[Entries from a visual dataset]
____

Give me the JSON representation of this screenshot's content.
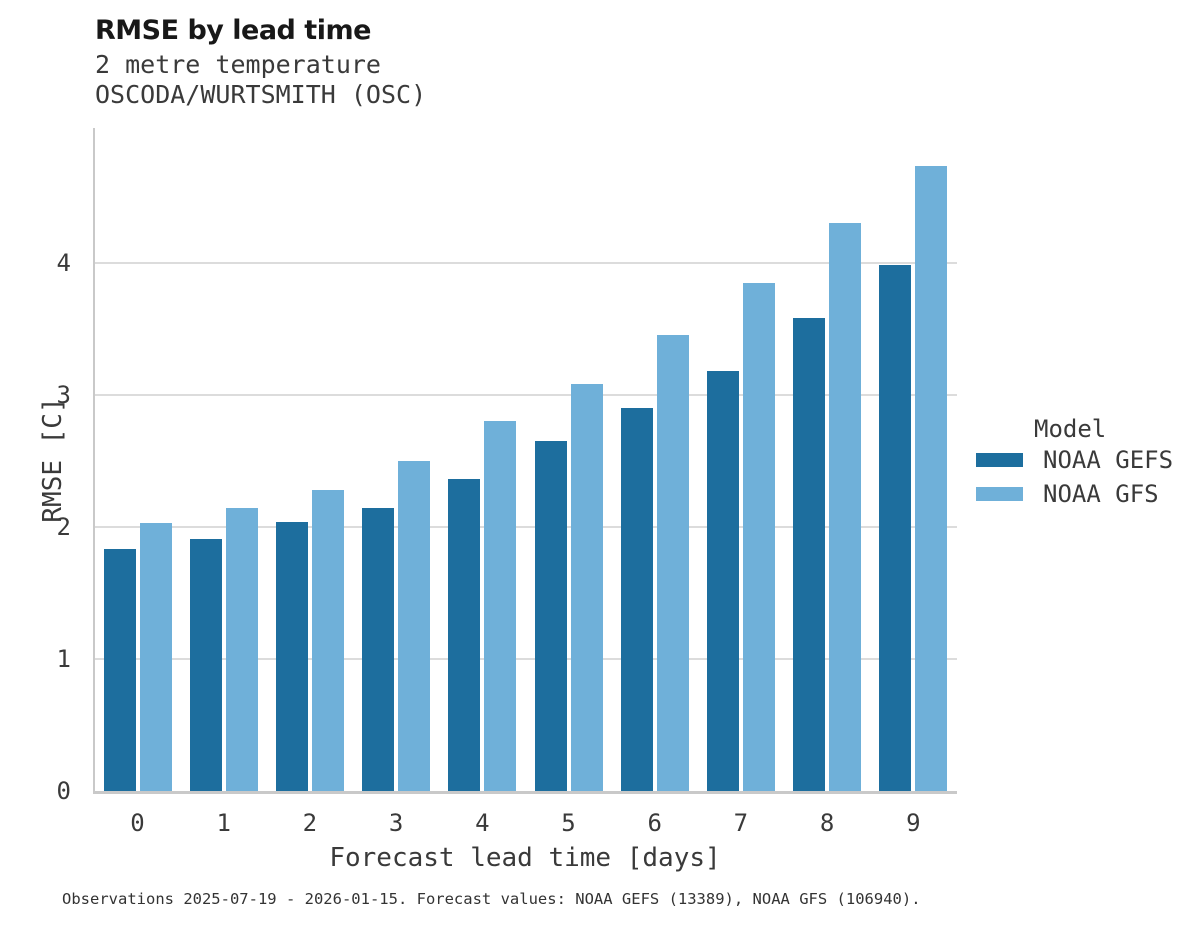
{
  "header": {
    "title": "RMSE by lead time",
    "subtitle_line1": "2 metre temperature",
    "subtitle_line2": "OSCODA/WURTSMITH (OSC)"
  },
  "axes": {
    "xlabel": "Forecast lead time [days]",
    "ylabel": "RMSE [C]"
  },
  "legend": {
    "title": "Model",
    "items": [
      {
        "label": "NOAA GEFS",
        "color": "#1d6e9e"
      },
      {
        "label": "NOAA GFS",
        "color": "#6fb0d9"
      }
    ]
  },
  "footer": {
    "caption": "Observations 2025-07-19 - 2026-01-15. Forecast values: NOAA GEFS (13389), NOAA GFS (106940)."
  },
  "colors": {
    "gefs_bar": "#1d6e9e",
    "gfs_bar": "#6fb0d9",
    "gridline": "#dcdcdc",
    "axis_spine": "#c9c9c9",
    "text": "#3a3a3a"
  },
  "chart_data": {
    "type": "bar",
    "title": "RMSE by lead time",
    "subtitle": "2 metre temperature / OSCODA/WURTSMITH (OSC)",
    "categories": [
      "0",
      "1",
      "2",
      "3",
      "4",
      "5",
      "6",
      "7",
      "8",
      "9"
    ],
    "series": [
      {
        "name": "NOAA GEFS",
        "color": "#1d6e9e",
        "values": [
          1.83,
          1.91,
          2.04,
          2.14,
          2.36,
          2.65,
          2.9,
          3.18,
          3.58,
          3.98
        ]
      },
      {
        "name": "NOAA GFS",
        "color": "#6fb0d9",
        "values": [
          2.03,
          2.14,
          2.28,
          2.5,
          2.8,
          3.08,
          3.45,
          3.85,
          4.3,
          4.73
        ]
      }
    ],
    "xlabel": "Forecast lead time [days]",
    "ylabel": "RMSE [C]",
    "ylim": [
      0,
      5.02
    ],
    "yticks": [
      0,
      1,
      2,
      3,
      4
    ],
    "grid": true,
    "legend_title": "Model",
    "legend_position": "right"
  }
}
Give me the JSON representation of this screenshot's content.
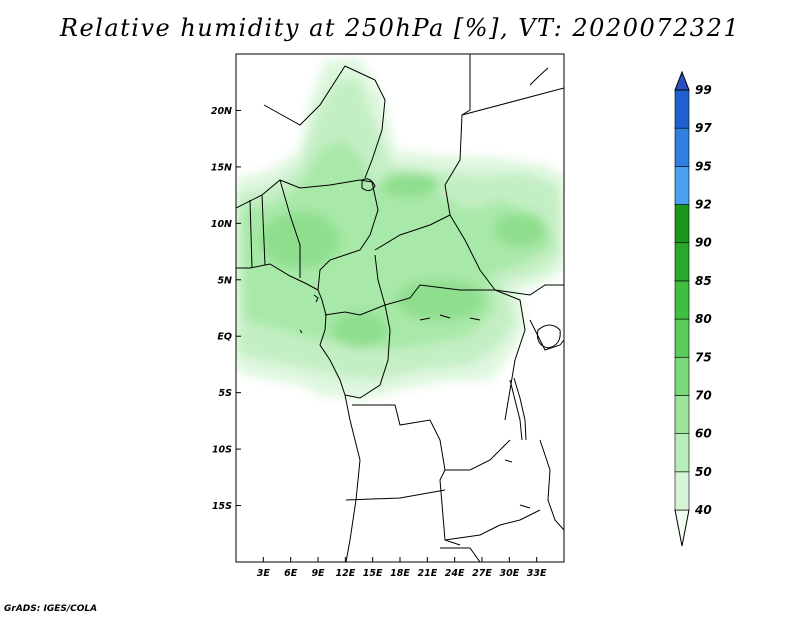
{
  "title": "Relative humidity at 250hPa [%], VT: 2020072321",
  "credit": "GrADS: IGES/COLA",
  "map": {
    "lon_range": [
      0,
      36
    ],
    "lat_range": [
      -20,
      25
    ],
    "x_ticks": [
      {
        "value": 3,
        "label": "3E"
      },
      {
        "value": 6,
        "label": "6E"
      },
      {
        "value": 9,
        "label": "9E"
      },
      {
        "value": 12,
        "label": "12E"
      },
      {
        "value": 15,
        "label": "15E"
      },
      {
        "value": 18,
        "label": "18E"
      },
      {
        "value": 21,
        "label": "21E"
      },
      {
        "value": 24,
        "label": "24E"
      },
      {
        "value": 27,
        "label": "27E"
      },
      {
        "value": 30,
        "label": "30E"
      },
      {
        "value": 33,
        "label": "33E"
      }
    ],
    "y_ticks": [
      {
        "value": 20,
        "label": "20N"
      },
      {
        "value": 15,
        "label": "15N"
      },
      {
        "value": 10,
        "label": "10N"
      },
      {
        "value": 5,
        "label": "5N"
      },
      {
        "value": 0,
        "label": "EQ"
      },
      {
        "value": -5,
        "label": "5S"
      },
      {
        "value": -10,
        "label": "10S"
      },
      {
        "value": -15,
        "label": "15S"
      }
    ]
  },
  "colorbar": {
    "levels": [
      "40",
      "50",
      "60",
      "70",
      "75",
      "80",
      "85",
      "90",
      "92",
      "95",
      "97",
      "99"
    ],
    "colors": [
      "#f0fff0",
      "#d6f5d6",
      "#b8ecb8",
      "#9ce39c",
      "#7ad97a",
      "#5acc5a",
      "#3fbf3f",
      "#2aa82a",
      "#1a961a",
      "#4a9ff0",
      "#2f7fe0",
      "#1f5fd0",
      "#2a4fc0"
    ]
  }
}
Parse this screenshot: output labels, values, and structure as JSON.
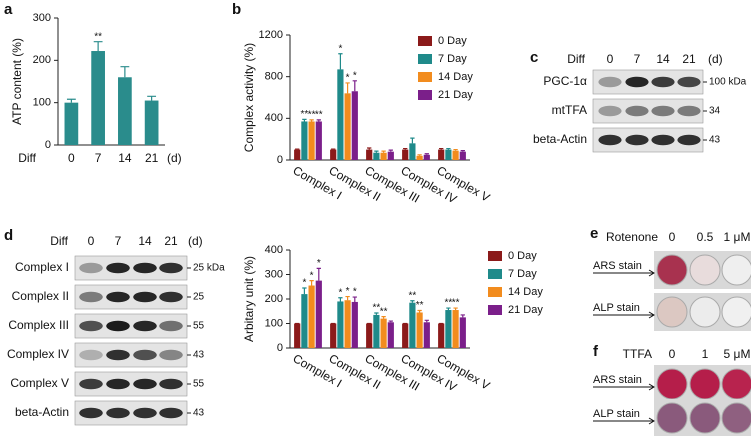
{
  "chart_data": [
    {
      "type": "bar",
      "y_label": "ATP content (%)",
      "x_label": "Diff",
      "x_unit": "(d)",
      "categories": [
        "0",
        "7",
        "14",
        "21"
      ],
      "values": [
        100,
        222,
        160,
        105
      ],
      "errors": [
        8,
        22,
        25,
        10
      ],
      "significance": [
        null,
        "**",
        null,
        null
      ],
      "color": "#2a8c8c",
      "ylim": [
        0,
        300
      ],
      "yticks": [
        0,
        100,
        200,
        300
      ]
    },
    {
      "type": "bar",
      "y_label": "Complex activity (%)",
      "categories": [
        "Complex I",
        "Complex II",
        "Complex III",
        "Complex IV",
        "Complex V"
      ],
      "series": [
        {
          "name": "0 Day",
          "color": "#8b1a1a",
          "values": [
            100,
            100,
            100,
            100,
            100
          ],
          "errors": [
            5,
            5,
            15,
            10,
            10
          ],
          "significance": [
            null,
            null,
            null,
            null,
            null
          ]
        },
        {
          "name": "7 Day",
          "color": "#1f8a8a",
          "values": [
            370,
            870,
            70,
            160,
            100
          ],
          "errors": [
            20,
            150,
            15,
            50,
            10
          ],
          "significance": [
            "**",
            "*",
            null,
            null,
            null
          ]
        },
        {
          "name": "14 Day",
          "color": "#f28c1e",
          "values": [
            370,
            640,
            70,
            40,
            90
          ],
          "errors": [
            15,
            100,
            15,
            10,
            10
          ],
          "significance": [
            "**",
            "*",
            null,
            null,
            null
          ]
        },
        {
          "name": "21 Day",
          "color": "#7b1f8a",
          "values": [
            370,
            660,
            80,
            50,
            80
          ],
          "errors": [
            15,
            100,
            15,
            10,
            10
          ],
          "significance": [
            "**",
            "*",
            null,
            null,
            null
          ]
        }
      ],
      "ylim": [
        0,
        1200
      ],
      "yticks": [
        0,
        400,
        800,
        1200
      ],
      "legend": "upper right"
    },
    {
      "type": "bar",
      "y_label": "Arbitary unit (%)",
      "categories": [
        "Complex I",
        "Complex II",
        "Complex III",
        "Complex IV",
        "Complex V"
      ],
      "series": [
        {
          "name": "0 Day",
          "color": "#8b1a1a",
          "values": [
            100,
            100,
            100,
            100,
            100
          ],
          "errors": [
            0,
            0,
            0,
            0,
            0
          ],
          "significance": [
            null,
            null,
            null,
            null,
            null
          ]
        },
        {
          "name": "7 Day",
          "color": "#1f8a8a",
          "values": [
            220,
            190,
            135,
            185,
            155
          ],
          "errors": [
            25,
            15,
            8,
            8,
            8
          ],
          "significance": [
            "*",
            "*",
            "**",
            "**",
            "**"
          ]
        },
        {
          "name": "14 Day",
          "color": "#f28c1e",
          "values": [
            255,
            195,
            120,
            145,
            155
          ],
          "errors": [
            20,
            15,
            8,
            8,
            8
          ],
          "significance": [
            "*",
            "*",
            "**",
            "**",
            "**"
          ]
        },
        {
          "name": "21 Day",
          "color": "#7b1f8a",
          "values": [
            275,
            188,
            105,
            105,
            125
          ],
          "errors": [
            50,
            20,
            5,
            8,
            10
          ],
          "significance": [
            "*",
            "*",
            null,
            null,
            null
          ]
        }
      ],
      "ylim": [
        0,
        400
      ],
      "yticks": [
        0,
        100,
        200,
        300,
        400
      ],
      "legend": "right"
    }
  ],
  "panel_labels": [
    "a",
    "b",
    "c",
    "d",
    "e",
    "f"
  ],
  "blot_c": {
    "header": [
      "Diff",
      "0",
      "7",
      "14",
      "21",
      "(d)"
    ],
    "rows": [
      {
        "label": "PGC-1α",
        "marker": "100 kDa"
      },
      {
        "label": "mtTFA",
        "marker": "34"
      },
      {
        "label": "beta-Actin",
        "marker": "43"
      }
    ]
  },
  "blot_d": {
    "header": [
      "Diff",
      "0",
      "7",
      "14",
      "21",
      "(d)"
    ],
    "rows": [
      {
        "label": "Complex I",
        "marker": "25 kDa"
      },
      {
        "label": "Complex II",
        "marker": "25"
      },
      {
        "label": "Complex III",
        "marker": "55"
      },
      {
        "label": "Complex IV",
        "marker": "43"
      },
      {
        "label": "Complex V",
        "marker": "55"
      },
      {
        "label": "beta-Actin",
        "marker": "43"
      }
    ]
  },
  "stain_e": {
    "header": [
      "Rotenone",
      "0",
      "0.5",
      "1 μM"
    ],
    "rows": [
      "ARS stain",
      "ALP stain"
    ]
  },
  "stain_f": {
    "header": [
      "TTFA",
      "0",
      "1",
      "5 μM"
    ],
    "rows": [
      "ARS stain",
      "ALP stain"
    ]
  }
}
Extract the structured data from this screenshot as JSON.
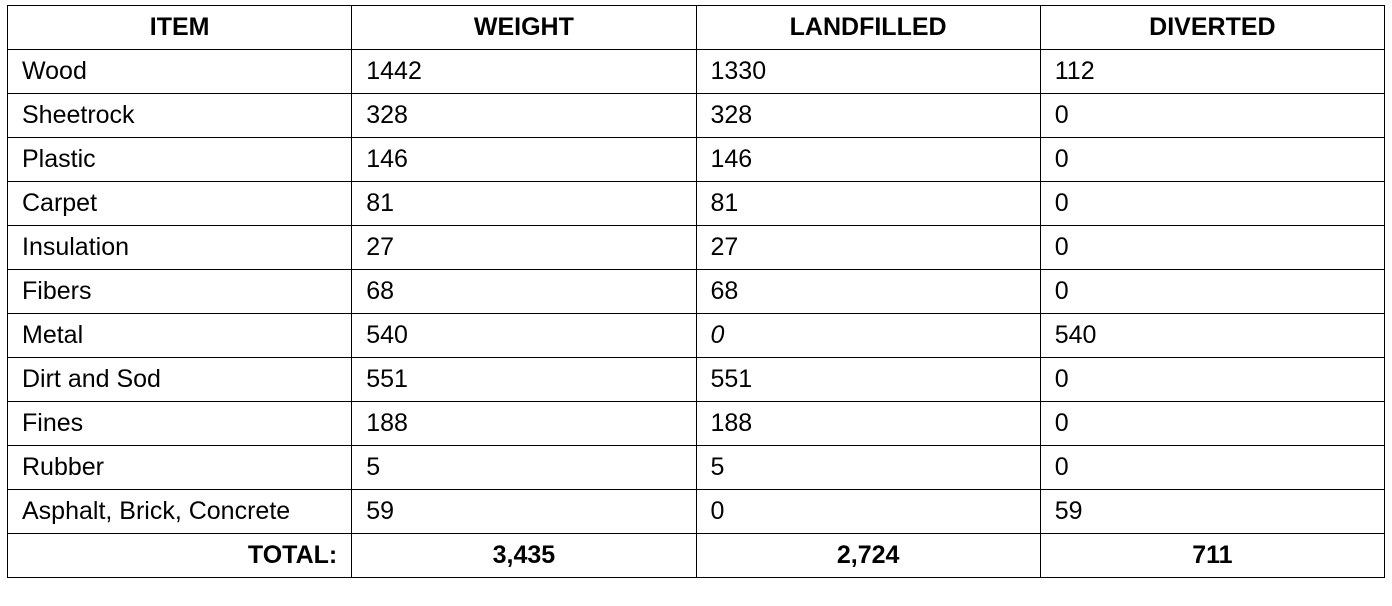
{
  "table": {
    "header": [
      "ITEM",
      "WEIGHT",
      "LANDFILLED",
      "DIVERTED"
    ],
    "rows": [
      [
        "Wood",
        "1442",
        "1330",
        "112"
      ],
      [
        "Sheetrock",
        "328",
        "328",
        "0"
      ],
      [
        "Plastic",
        "146",
        "146",
        "0"
      ],
      [
        "Carpet",
        "81",
        "81",
        "0"
      ],
      [
        "Insulation",
        "27",
        "27",
        "0"
      ],
      [
        "Fibers",
        "68",
        "68",
        "0"
      ],
      [
        "Metal",
        "540",
        "0",
        "540"
      ],
      [
        "Dirt and Sod",
        "551",
        "551",
        "0"
      ],
      [
        "Fines",
        "188",
        "188",
        "0"
      ],
      [
        "Rubber",
        "5",
        "5",
        "0"
      ],
      [
        "Asphalt, Brick, Concrete",
        "59",
        "0",
        "59"
      ]
    ],
    "total": [
      "TOTAL:",
      "3,435",
      "2,724",
      "711"
    ]
  }
}
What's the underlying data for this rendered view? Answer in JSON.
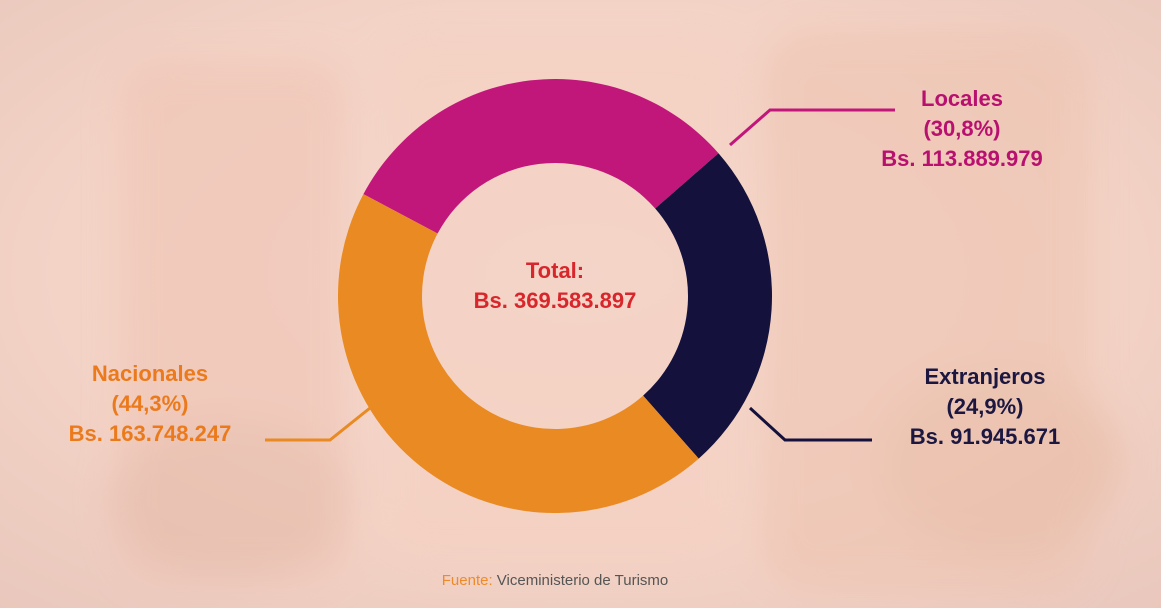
{
  "chart_data": {
    "type": "donut",
    "categories": [
      "Locales",
      "Extranjeros",
      "Nacionales"
    ],
    "values": [
      30.8,
      24.9,
      44.3
    ],
    "value_labels": [
      "(30,8%)",
      "(24,9%)",
      "(44,3%)"
    ],
    "amount_labels": [
      "Bs. 113.889.979",
      "Bs. 91.945.671",
      "Bs. 163.748.247"
    ],
    "colors": [
      "#c2177a",
      "#14113d",
      "#e98a22"
    ],
    "label_colors": [
      "#b8106f",
      "#1b1740",
      "#eb7a1c"
    ],
    "center_title": "Total:",
    "center_value": "Bs. 369.583.897",
    "source_prefix": "Fuente:",
    "source": "Viceministerio de Turismo"
  }
}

____

◆ EXERCISE ◆
The pictures stay out; repeat exactly the lines from the one with "What's the underlying" to the end of the entries above, and nothing else.

◆ RIGHT ANSWER ◆
What's the underlying data for this rendered view? Answer in JSON.
{
  "chart_data": {
    "type": "donut",
    "categories": [
      "Locales",
      "Extranjeros",
      "Nacionales"
    ],
    "values": [
      30.8,
      24.9,
      44.3
    ],
    "value_labels": [
      "(30,8%)",
      "(24,9%)",
      "(44,3%)"
    ],
    "amount_labels": [
      "Bs. 113.889.979",
      "Bs. 91.945.671",
      "Bs. 163.748.247"
    ],
    "colors": [
      "#c2177a",
      "#14113d",
      "#e98a22"
    ],
    "label_colors": [
      "#b8106f",
      "#1b1740",
      "#eb7a1c"
    ],
    "center_title": "Total:",
    "center_value": "Bs. 369.583.897",
    "source_prefix": "Fuente:",
    "source": "Viceministerio de Turismo"
  }
}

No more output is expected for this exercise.